### Directions for this task:
Leave out the pictures and copy everything else below exactly.

### Exercise materials:

=======

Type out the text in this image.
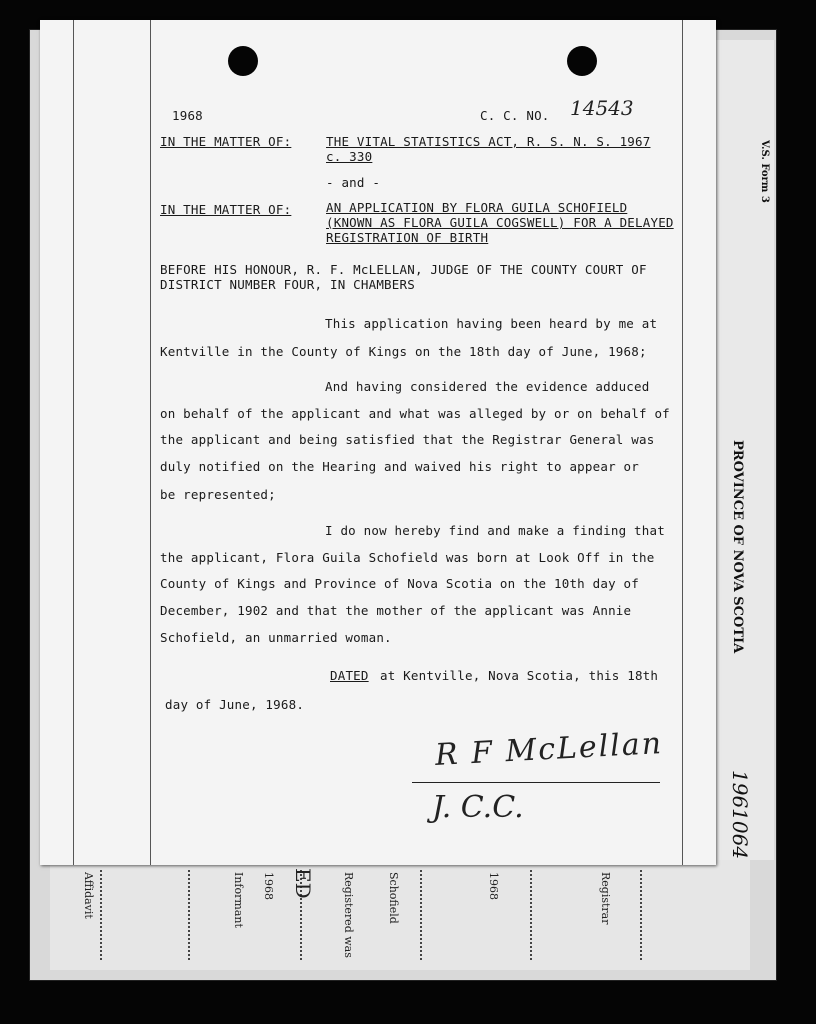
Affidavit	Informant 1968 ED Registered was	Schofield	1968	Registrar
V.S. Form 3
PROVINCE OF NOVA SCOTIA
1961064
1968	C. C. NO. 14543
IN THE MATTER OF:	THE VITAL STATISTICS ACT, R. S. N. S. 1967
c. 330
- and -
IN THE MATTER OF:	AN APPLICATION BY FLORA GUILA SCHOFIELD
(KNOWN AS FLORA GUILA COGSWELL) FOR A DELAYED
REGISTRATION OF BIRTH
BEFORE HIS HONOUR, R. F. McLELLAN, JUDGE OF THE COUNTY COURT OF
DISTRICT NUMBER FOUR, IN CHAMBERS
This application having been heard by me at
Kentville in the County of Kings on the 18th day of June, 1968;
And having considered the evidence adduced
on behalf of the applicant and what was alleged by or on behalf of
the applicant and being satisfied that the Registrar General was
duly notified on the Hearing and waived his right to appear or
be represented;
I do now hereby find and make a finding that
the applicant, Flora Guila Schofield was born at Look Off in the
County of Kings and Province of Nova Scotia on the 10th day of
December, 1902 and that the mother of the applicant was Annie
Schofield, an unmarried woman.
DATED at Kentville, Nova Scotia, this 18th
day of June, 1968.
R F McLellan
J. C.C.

=======

### Result:
Type out the text in this image.
Affidavit	Informant 1968 ED Registered was	Schofield	1968	Registrar
V.S. Form 3
PROVINCE OF NOVA SCOTIA
1961064
1968	C. C. NO. 14543
IN THE MATTER OF:	THE VITAL STATISTICS ACT, R. S. N. S. 1967
c. 330
- and -
IN THE MATTER OF:	AN APPLICATION BY FLORA GUILA SCHOFIELD
(KNOWN AS FLORA GUILA COGSWELL) FOR A DELAYED
REGISTRATION OF BIRTH
BEFORE HIS HONOUR, R. F. McLELLAN, JUDGE OF THE COUNTY COURT OF
DISTRICT NUMBER FOUR, IN CHAMBERS
This application having been heard by me at
Kentville in the County of Kings on the 18th day of June, 1968;
And having considered the evidence adduced
on behalf of the applicant and what was alleged by or on behalf of
the applicant and being satisfied that the Registrar General was
duly notified on the Hearing and waived his right to appear or
be represented;
I do now hereby find and make a finding that
the applicant, Flora Guila Schofield was born at Look Off in the
County of Kings and Province of Nova Scotia on the 10th day of
December, 1902 and that the mother of the applicant was Annie
Schofield, an unmarried woman.
DATED at Kentville, Nova Scotia, this 18th
day of June, 1968.
R F McLellan
J. C.C.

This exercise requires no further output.